* Task to complete:
Lines holding the string "https" are the ones to copy; find them all in the data.

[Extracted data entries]
···
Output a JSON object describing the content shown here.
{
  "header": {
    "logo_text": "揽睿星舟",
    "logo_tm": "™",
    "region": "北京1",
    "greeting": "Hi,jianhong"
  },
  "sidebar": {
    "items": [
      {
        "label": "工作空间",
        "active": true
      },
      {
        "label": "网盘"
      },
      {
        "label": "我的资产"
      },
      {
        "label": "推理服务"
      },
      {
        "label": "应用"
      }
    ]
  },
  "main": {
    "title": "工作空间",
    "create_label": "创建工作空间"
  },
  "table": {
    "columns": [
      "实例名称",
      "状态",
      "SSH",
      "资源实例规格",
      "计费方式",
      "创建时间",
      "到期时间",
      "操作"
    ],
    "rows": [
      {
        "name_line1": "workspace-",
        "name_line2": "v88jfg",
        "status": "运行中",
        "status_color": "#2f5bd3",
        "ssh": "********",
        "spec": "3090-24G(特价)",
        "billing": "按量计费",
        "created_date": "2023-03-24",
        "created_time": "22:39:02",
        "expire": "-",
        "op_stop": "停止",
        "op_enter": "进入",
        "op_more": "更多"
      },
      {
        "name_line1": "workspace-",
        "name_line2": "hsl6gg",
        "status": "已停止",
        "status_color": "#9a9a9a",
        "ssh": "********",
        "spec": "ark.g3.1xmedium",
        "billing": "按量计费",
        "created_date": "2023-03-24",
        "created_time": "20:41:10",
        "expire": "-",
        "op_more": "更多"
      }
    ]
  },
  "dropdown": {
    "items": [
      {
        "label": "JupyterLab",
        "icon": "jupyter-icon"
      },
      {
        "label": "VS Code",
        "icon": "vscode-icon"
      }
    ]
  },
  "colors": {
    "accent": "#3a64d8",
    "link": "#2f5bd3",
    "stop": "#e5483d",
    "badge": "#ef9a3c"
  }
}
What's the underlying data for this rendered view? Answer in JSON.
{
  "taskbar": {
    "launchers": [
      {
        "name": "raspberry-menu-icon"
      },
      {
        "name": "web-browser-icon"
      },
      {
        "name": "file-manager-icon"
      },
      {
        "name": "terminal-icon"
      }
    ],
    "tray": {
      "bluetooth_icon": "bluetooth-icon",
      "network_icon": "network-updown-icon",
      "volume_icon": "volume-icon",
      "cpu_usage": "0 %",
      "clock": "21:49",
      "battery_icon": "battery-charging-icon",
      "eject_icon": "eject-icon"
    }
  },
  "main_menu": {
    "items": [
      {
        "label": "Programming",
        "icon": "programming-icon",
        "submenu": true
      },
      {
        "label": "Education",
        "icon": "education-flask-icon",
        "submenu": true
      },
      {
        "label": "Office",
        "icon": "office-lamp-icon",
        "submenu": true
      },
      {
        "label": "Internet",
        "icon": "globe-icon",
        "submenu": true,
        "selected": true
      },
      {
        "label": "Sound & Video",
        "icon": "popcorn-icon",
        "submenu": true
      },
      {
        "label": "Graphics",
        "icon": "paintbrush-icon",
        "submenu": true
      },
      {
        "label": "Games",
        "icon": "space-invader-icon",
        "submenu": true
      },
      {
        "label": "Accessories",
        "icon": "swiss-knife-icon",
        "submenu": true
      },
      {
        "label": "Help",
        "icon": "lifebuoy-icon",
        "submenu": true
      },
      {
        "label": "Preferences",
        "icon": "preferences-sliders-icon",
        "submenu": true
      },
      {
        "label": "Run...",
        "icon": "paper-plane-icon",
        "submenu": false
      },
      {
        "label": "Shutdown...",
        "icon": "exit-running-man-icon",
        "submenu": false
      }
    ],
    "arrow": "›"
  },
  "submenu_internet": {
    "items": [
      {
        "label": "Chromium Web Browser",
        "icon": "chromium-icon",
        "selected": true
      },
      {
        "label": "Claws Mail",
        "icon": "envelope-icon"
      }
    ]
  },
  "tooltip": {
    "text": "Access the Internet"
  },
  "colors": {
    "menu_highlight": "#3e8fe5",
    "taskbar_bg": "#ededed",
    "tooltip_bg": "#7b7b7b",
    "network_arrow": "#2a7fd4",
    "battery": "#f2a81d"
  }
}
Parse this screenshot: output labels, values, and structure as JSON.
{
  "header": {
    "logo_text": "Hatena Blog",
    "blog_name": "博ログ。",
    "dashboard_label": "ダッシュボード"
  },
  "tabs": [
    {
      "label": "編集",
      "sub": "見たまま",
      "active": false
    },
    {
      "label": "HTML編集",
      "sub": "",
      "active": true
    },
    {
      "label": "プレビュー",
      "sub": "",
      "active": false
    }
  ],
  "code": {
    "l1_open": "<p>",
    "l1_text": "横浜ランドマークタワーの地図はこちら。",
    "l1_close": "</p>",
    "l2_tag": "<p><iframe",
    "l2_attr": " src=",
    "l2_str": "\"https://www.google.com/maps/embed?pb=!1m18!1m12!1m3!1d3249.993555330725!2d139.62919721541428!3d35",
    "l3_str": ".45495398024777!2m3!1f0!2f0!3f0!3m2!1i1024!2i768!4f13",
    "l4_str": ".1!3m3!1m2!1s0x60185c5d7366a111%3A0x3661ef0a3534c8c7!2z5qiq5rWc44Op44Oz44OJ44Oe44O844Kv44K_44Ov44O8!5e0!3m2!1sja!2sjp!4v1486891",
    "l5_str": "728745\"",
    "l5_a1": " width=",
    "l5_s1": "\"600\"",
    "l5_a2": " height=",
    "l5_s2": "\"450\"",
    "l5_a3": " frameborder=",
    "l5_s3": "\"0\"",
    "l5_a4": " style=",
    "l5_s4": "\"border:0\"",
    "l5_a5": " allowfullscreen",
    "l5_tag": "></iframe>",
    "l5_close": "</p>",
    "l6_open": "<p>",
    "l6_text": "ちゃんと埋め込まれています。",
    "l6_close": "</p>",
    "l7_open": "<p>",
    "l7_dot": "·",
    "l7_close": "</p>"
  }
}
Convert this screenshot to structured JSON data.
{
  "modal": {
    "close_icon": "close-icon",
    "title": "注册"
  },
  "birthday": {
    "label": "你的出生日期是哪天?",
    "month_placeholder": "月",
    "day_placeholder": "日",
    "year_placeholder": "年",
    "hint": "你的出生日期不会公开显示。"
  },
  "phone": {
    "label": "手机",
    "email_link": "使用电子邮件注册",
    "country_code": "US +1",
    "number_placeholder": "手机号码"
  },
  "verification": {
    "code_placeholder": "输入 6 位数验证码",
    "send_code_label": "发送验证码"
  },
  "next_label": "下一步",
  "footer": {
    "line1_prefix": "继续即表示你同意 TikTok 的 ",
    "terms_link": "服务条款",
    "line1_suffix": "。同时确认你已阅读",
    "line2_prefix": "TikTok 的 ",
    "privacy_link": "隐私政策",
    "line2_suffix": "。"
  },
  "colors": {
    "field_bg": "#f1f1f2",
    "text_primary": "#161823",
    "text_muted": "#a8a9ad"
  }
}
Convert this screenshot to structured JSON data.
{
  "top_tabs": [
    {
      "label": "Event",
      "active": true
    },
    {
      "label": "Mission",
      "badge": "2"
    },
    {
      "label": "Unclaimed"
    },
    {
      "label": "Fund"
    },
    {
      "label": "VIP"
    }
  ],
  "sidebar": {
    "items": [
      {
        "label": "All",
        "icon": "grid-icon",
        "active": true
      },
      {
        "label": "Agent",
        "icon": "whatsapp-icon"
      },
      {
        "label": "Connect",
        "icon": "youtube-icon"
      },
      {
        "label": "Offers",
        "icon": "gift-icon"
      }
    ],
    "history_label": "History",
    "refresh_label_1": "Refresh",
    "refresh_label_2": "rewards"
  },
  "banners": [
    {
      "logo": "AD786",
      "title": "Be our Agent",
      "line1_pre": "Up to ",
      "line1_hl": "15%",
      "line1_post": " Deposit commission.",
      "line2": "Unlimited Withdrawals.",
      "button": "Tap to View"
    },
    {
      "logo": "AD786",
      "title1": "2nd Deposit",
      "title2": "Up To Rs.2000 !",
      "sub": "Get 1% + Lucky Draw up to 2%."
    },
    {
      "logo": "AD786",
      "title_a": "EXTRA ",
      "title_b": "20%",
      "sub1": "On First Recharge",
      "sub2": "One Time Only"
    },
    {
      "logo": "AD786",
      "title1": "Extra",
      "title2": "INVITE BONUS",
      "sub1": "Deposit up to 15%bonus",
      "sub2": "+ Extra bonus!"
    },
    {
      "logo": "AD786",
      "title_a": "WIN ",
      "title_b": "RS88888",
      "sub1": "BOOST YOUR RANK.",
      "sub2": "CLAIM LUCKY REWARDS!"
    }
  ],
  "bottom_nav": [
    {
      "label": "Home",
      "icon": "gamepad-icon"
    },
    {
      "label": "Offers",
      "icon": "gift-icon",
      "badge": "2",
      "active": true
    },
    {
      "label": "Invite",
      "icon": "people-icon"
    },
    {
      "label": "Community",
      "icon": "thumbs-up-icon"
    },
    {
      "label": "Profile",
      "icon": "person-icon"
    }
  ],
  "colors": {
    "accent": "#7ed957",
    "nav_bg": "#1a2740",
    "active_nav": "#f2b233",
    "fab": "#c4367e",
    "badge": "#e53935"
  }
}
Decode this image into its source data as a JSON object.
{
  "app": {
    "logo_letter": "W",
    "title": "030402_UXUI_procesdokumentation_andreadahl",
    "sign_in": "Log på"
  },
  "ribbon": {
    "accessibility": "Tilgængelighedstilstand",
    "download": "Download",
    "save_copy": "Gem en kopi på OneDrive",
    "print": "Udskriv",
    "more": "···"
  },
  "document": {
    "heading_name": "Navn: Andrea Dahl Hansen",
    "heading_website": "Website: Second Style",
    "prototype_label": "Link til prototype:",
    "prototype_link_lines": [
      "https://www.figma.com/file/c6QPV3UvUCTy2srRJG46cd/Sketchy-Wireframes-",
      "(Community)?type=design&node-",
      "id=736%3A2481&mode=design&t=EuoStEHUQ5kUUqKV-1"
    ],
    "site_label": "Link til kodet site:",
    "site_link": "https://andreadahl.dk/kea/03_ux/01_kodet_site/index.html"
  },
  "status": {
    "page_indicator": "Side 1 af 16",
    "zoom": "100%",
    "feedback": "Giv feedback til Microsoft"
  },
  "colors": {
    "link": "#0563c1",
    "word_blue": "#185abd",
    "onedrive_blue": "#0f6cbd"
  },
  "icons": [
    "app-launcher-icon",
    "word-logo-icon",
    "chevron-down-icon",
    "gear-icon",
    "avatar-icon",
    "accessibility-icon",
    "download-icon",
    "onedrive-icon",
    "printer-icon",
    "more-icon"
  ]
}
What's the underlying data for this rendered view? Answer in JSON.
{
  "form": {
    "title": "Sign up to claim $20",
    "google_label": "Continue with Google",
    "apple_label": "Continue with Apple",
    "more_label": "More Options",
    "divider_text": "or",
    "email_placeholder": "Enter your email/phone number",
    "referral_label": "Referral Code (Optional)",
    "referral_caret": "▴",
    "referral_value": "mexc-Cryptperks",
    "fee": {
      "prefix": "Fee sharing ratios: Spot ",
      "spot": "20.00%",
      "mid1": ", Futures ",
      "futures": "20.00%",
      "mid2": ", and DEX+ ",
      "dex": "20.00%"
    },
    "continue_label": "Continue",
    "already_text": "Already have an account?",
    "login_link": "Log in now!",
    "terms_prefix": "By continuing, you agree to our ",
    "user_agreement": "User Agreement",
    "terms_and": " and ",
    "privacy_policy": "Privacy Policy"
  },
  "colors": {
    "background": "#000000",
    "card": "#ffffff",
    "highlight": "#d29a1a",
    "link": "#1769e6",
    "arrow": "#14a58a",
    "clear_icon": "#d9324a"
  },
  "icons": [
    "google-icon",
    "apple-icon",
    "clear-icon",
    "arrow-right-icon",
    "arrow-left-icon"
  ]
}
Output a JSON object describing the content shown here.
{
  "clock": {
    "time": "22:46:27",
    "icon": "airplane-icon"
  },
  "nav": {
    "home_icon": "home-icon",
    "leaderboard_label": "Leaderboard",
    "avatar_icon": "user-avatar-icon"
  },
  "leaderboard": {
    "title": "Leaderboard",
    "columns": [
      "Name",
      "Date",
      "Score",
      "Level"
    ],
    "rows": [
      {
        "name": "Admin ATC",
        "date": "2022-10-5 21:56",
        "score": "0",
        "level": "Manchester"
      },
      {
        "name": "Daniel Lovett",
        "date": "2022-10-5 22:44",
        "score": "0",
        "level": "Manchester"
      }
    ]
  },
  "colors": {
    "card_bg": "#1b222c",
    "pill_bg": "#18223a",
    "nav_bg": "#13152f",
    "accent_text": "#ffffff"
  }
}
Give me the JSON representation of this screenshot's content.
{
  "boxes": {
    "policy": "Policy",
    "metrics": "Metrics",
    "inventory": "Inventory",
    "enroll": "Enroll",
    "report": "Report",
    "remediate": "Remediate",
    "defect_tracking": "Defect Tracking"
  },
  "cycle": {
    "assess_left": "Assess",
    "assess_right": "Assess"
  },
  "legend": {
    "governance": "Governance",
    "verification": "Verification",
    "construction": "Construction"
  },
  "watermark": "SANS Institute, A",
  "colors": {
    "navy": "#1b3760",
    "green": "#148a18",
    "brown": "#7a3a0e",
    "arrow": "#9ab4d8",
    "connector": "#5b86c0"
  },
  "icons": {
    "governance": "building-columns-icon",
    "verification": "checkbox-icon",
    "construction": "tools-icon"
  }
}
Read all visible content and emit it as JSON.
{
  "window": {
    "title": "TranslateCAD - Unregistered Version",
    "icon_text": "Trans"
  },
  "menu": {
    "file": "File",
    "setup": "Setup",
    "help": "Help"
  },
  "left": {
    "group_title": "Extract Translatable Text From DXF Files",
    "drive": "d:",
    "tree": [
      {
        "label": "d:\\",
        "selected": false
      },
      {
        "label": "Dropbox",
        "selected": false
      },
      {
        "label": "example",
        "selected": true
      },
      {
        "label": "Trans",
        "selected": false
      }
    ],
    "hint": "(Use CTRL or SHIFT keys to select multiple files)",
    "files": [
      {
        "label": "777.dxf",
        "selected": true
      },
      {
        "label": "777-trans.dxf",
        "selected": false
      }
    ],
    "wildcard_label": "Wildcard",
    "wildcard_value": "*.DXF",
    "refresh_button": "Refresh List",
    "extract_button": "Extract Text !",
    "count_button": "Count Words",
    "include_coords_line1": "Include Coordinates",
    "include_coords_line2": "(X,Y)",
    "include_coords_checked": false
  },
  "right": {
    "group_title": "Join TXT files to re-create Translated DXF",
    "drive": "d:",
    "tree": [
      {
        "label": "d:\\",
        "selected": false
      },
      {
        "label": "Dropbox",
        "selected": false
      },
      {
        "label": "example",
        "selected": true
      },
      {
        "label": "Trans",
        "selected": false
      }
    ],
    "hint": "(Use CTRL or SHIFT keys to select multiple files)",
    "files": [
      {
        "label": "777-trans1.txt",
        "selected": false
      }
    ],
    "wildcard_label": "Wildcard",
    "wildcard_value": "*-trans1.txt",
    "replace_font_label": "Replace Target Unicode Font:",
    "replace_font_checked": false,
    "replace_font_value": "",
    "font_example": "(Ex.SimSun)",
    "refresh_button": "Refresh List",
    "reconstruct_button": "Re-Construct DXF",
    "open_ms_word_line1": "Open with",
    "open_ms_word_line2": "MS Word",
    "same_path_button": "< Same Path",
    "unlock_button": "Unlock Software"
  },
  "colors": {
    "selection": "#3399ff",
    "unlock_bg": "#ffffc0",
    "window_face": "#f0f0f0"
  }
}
···
* Finished answer:
    "l2_str": "\"https://www.google.com/maps/embed?pb=!1m18!1m12!1m3!1d3249.993555330725!2d139.62919721541428!3d35",
      "https://www.figma.com/file/c6QPV3UvUCTy2srRJG46cd/Sketchy-Wireframes-",
    "site_link": "https://andreadahl.dk/kea/03_ux/01_kodet_site/index.html"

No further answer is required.